DIRECTIONS: Reading through the lines below, count those that include the string "cytometric"; the answer is that number and nothing else.

Stored entries
<<<<

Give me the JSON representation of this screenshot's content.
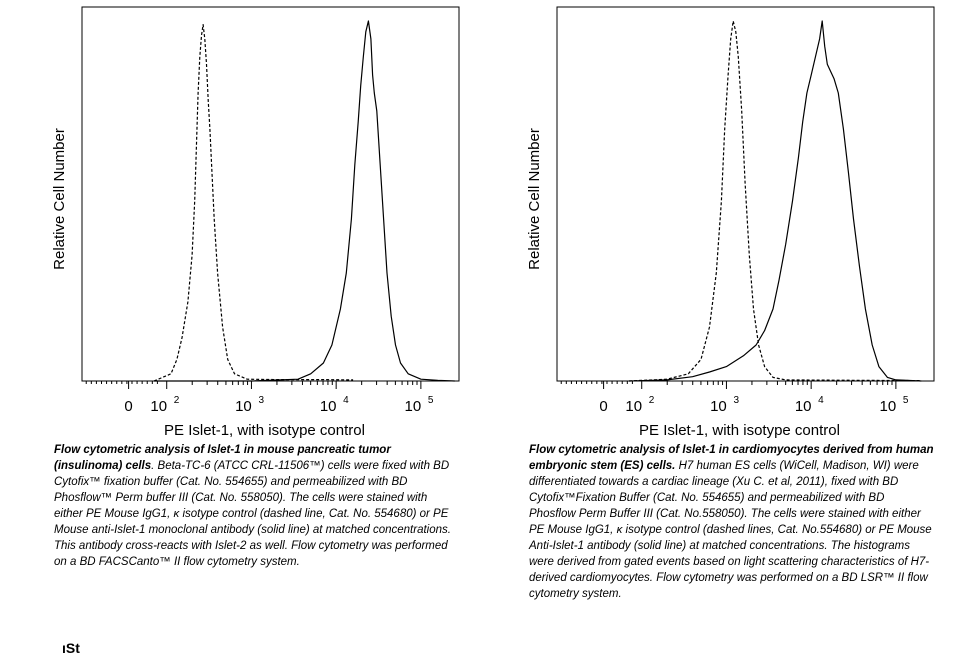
{
  "chart_data": [
    {
      "type": "area",
      "title": "",
      "ylabel": "Relative Cell Number",
      "xlabel": "PE Islet-1, with isotype control",
      "x_scale": "log",
      "x_ticks": [
        {
          "label": "0",
          "exp": ""
        },
        {
          "label": "10",
          "exp": "2"
        },
        {
          "label": "10",
          "exp": "3"
        },
        {
          "label": "10",
          "exp": "4"
        },
        {
          "label": "10",
          "exp": "5"
        }
      ],
      "series": [
        {
          "style": "dashed",
          "points": [
            [
              -0.15,
              0
            ],
            [
              0.05,
              0.02
            ],
            [
              0.12,
              0.06
            ],
            [
              0.18,
              0.12
            ],
            [
              0.25,
              0.22
            ],
            [
              0.3,
              0.35
            ],
            [
              0.33,
              0.5
            ],
            [
              0.35,
              0.65
            ],
            [
              0.37,
              0.8
            ],
            [
              0.39,
              0.9
            ],
            [
              0.41,
              0.96
            ],
            [
              0.43,
              0.99
            ],
            [
              0.45,
              0.95
            ],
            [
              0.47,
              0.88
            ],
            [
              0.49,
              0.78
            ],
            [
              0.51,
              0.7
            ],
            [
              0.53,
              0.6
            ],
            [
              0.56,
              0.45
            ],
            [
              0.6,
              0.3
            ],
            [
              0.66,
              0.15
            ],
            [
              0.72,
              0.06
            ],
            [
              0.8,
              0.02
            ],
            [
              0.95,
              0.005
            ],
            [
              1.3,
              0.004
            ],
            [
              1.8,
              0.004
            ],
            [
              2.2,
              0.003
            ]
          ]
        },
        {
          "style": "solid",
          "points": [
            [
              -0.15,
              0
            ],
            [
              1.0,
              0
            ],
            [
              1.55,
              0.005
            ],
            [
              1.7,
              0.02
            ],
            [
              1.85,
              0.05
            ],
            [
              1.95,
              0.1
            ],
            [
              2.05,
              0.2
            ],
            [
              2.12,
              0.3
            ],
            [
              2.18,
              0.45
            ],
            [
              2.22,
              0.6
            ],
            [
              2.26,
              0.72
            ],
            [
              2.29,
              0.82
            ],
            [
              2.32,
              0.9
            ],
            [
              2.35,
              0.97
            ],
            [
              2.38,
              1.0
            ],
            [
              2.41,
              0.95
            ],
            [
              2.43,
              0.85
            ],
            [
              2.45,
              0.8
            ],
            [
              2.48,
              0.75
            ],
            [
              2.52,
              0.6
            ],
            [
              2.56,
              0.45
            ],
            [
              2.6,
              0.3
            ],
            [
              2.65,
              0.18
            ],
            [
              2.7,
              0.1
            ],
            [
              2.76,
              0.05
            ],
            [
              2.85,
              0.02
            ],
            [
              3.0,
              0.005
            ],
            [
              3.2,
              0.002
            ],
            [
              3.4,
              0
            ]
          ]
        }
      ],
      "caption": {
        "bold": "Flow cytometric analysis of Islet-1 in mouse pancreatic tumor (insulinoma) cells",
        "rest": ". Beta-TC-6 (ATCC CRL-11506™) cells were fixed with BD Cytofix™ fixation buffer (Cat. No. 554655) and permeabilized with BD Phosflow™ Perm buffer III (Cat. No. 558050). The cells were stained with either PE Mouse IgG1, κ isotype control (dashed line, Cat. No. 554680) or PE Mouse anti-Islet-1 monoclonal antibody (solid line) at matched concentrations. This antibody cross-reacts with Islet-2 as well. Flow cytometry was performed on a BD FACSCanto™ II flow cytometry system."
      }
    },
    {
      "type": "area",
      "title": "",
      "ylabel": "Relative Cell Number",
      "xlabel": "PE Islet-1, with isotype control",
      "x_scale": "log",
      "x_ticks": [
        {
          "label": "0",
          "exp": ""
        },
        {
          "label": "10",
          "exp": "2"
        },
        {
          "label": "10",
          "exp": "3"
        },
        {
          "label": "10",
          "exp": "4"
        },
        {
          "label": "10",
          "exp": "5"
        }
      ],
      "series": [
        {
          "style": "dashed",
          "points": [
            [
              -0.15,
              0
            ],
            [
              0.3,
              0.005
            ],
            [
              0.55,
              0.02
            ],
            [
              0.7,
              0.06
            ],
            [
              0.8,
              0.15
            ],
            [
              0.88,
              0.3
            ],
            [
              0.94,
              0.5
            ],
            [
              0.98,
              0.7
            ],
            [
              1.02,
              0.85
            ],
            [
              1.05,
              0.95
            ],
            [
              1.08,
              1.0
            ],
            [
              1.11,
              0.97
            ],
            [
              1.14,
              0.9
            ],
            [
              1.18,
              0.75
            ],
            [
              1.22,
              0.55
            ],
            [
              1.27,
              0.35
            ],
            [
              1.32,
              0.2
            ],
            [
              1.38,
              0.1
            ],
            [
              1.45,
              0.04
            ],
            [
              1.55,
              0.01
            ],
            [
              1.7,
              0.003
            ],
            [
              2.5,
              0.002
            ],
            [
              3.3,
              0.001
            ]
          ]
        },
        {
          "style": "solid",
          "points": [
            [
              -0.15,
              0
            ],
            [
              0.3,
              0.003
            ],
            [
              0.6,
              0.012
            ],
            [
              0.8,
              0.025
            ],
            [
              1.0,
              0.04
            ],
            [
              1.2,
              0.07
            ],
            [
              1.35,
              0.1
            ],
            [
              1.45,
              0.14
            ],
            [
              1.55,
              0.2
            ],
            [
              1.62,
              0.28
            ],
            [
              1.7,
              0.38
            ],
            [
              1.78,
              0.5
            ],
            [
              1.85,
              0.62
            ],
            [
              1.9,
              0.72
            ],
            [
              1.95,
              0.8
            ],
            [
              2.0,
              0.85
            ],
            [
              2.05,
              0.9
            ],
            [
              2.1,
              0.95
            ],
            [
              2.13,
              1.0
            ],
            [
              2.16,
              0.93
            ],
            [
              2.19,
              0.88
            ],
            [
              2.23,
              0.86
            ],
            [
              2.27,
              0.84
            ],
            [
              2.32,
              0.8
            ],
            [
              2.38,
              0.7
            ],
            [
              2.44,
              0.58
            ],
            [
              2.5,
              0.45
            ],
            [
              2.57,
              0.32
            ],
            [
              2.64,
              0.2
            ],
            [
              2.72,
              0.1
            ],
            [
              2.8,
              0.04
            ],
            [
              2.9,
              0.01
            ],
            [
              3.0,
              0.003
            ],
            [
              3.3,
              0
            ]
          ]
        }
      ],
      "caption": {
        "bold": "Flow cytometric analysis of Islet-1 in cardiomyocytes derived from human embryonic stem (ES) cells.",
        "rest": " H7 human ES cells (WiCell, Madison, WI) were differentiated towards a cardiac lineage (Xu C. et al, 2011), fixed with BD Cytofix™Fixation Buffer (Cat. No. 554655) and permeabilized with BD Phosflow Perm Buffer III (Cat. No.558050). The cells were stained with either PE Mouse IgG1, κ isotype control (dashed lines, Cat. No.554680) or PE Mouse Anti-Islet-1 antibody (solid line) at matched concentrations. The histograms were derived from gated events based on light scattering characteristics of H7-derived cardiomyocytes. Flow cytometry was performed on a BD LSR™ II flow cytometry system."
      }
    }
  ],
  "footer_text": "ıSt"
}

>>>>

RESPONSE TO THE EXERCISE: 2